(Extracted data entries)
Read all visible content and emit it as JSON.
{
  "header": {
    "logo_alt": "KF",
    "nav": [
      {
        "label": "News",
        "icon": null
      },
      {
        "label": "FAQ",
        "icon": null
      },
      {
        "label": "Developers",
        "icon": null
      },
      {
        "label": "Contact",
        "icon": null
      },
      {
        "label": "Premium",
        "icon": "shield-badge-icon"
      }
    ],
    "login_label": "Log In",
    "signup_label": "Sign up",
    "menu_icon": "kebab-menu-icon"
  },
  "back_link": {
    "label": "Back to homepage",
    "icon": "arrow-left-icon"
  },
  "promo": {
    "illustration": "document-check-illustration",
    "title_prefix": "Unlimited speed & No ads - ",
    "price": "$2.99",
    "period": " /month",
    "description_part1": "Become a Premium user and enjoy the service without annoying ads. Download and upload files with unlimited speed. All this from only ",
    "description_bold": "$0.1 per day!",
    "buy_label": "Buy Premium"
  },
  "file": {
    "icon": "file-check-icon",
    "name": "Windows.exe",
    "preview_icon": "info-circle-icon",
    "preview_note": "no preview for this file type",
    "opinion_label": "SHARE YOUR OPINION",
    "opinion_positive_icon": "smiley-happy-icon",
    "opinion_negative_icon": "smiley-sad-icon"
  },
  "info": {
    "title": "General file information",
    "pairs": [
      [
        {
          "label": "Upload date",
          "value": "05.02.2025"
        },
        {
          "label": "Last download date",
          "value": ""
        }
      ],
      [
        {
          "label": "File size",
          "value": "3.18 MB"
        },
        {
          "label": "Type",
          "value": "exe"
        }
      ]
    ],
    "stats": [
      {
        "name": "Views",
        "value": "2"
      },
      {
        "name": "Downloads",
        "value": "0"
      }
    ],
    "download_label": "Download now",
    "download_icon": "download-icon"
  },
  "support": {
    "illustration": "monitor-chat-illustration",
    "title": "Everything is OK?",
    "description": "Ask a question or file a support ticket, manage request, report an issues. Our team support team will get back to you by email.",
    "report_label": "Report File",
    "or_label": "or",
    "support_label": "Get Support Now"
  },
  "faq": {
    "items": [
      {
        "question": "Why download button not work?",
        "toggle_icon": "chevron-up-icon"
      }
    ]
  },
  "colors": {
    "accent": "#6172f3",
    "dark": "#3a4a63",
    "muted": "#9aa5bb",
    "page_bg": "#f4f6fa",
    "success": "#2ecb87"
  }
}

#### [What the exercise asks]
Write out all the entries exactly.

#### [Result of the task]
Read all visible content and emit it as JSON.
{
  "header": {
    "logo_alt": "KF",
    "nav": [
      {
        "label": "News",
        "icon": null
      },
      {
        "label": "FAQ",
        "icon": null
      },
      {
        "label": "Developers",
        "icon": null
      },
      {
        "label": "Contact",
        "icon": null
      },
      {
        "label": "Premium",
        "icon": "shield-badge-icon"
      }
    ],
    "login_label": "Log In",
    "signup_label": "Sign up",
    "menu_icon": "kebab-menu-icon"
  },
  "back_link": {
    "label": "Back to homepage",
    "icon": "arrow-left-icon"
  },
  "promo": {
    "illustration": "document-check-illustration",
    "title_prefix": "Unlimited speed & No ads - ",
    "price": "$2.99",
    "period": " /month",
    "description_part1": "Become a Premium user and enjoy the service without annoying ads. Download and upload files with unlimited speed. All this from only ",
    "description_bold": "$0.1 per day!",
    "buy_label": "Buy Premium"
  },
  "file": {
    "icon": "file-check-icon",
    "name": "Windows.exe",
    "preview_icon": "info-circle-icon",
    "preview_note": "no preview for this file type",
    "opinion_label": "SHARE YOUR OPINION",
    "opinion_positive_icon": "smiley-happy-icon",
    "opinion_negative_icon": "smiley-sad-icon"
  },
  "info": {
    "title": "General file information",
    "pairs": [
      [
        {
          "label": "Upload date",
          "value": "05.02.2025"
        },
        {
          "label": "Last download date",
          "value": ""
        }
      ],
      [
        {
          "label": "File size",
          "value": "3.18 MB"
        },
        {
          "label": "Type",
          "value": "exe"
        }
      ]
    ],
    "stats": [
      {
        "name": "Views",
        "value": "2"
      },
      {
        "name": "Downloads",
        "value": "0"
      }
    ],
    "download_label": "Download now",
    "download_icon": "download-icon"
  },
  "support": {
    "illustration": "monitor-chat-illustration",
    "title": "Everything is OK?",
    "description": "Ask a question or file a support ticket, manage request, report an issues. Our team support team will get back to you by email.",
    "report_label": "Report File",
    "or_label": "or",
    "support_label": "Get Support Now"
  },
  "faq": {
    "items": [
      {
        "question": "Why download button not work?",
        "toggle_icon": "chevron-up-icon"
      }
    ]
  },
  "colors": {
    "accent": "#6172f3",
    "dark": "#3a4a63",
    "muted": "#9aa5bb",
    "page_bg": "#f4f6fa",
    "success": "#2ecb87"
  }
}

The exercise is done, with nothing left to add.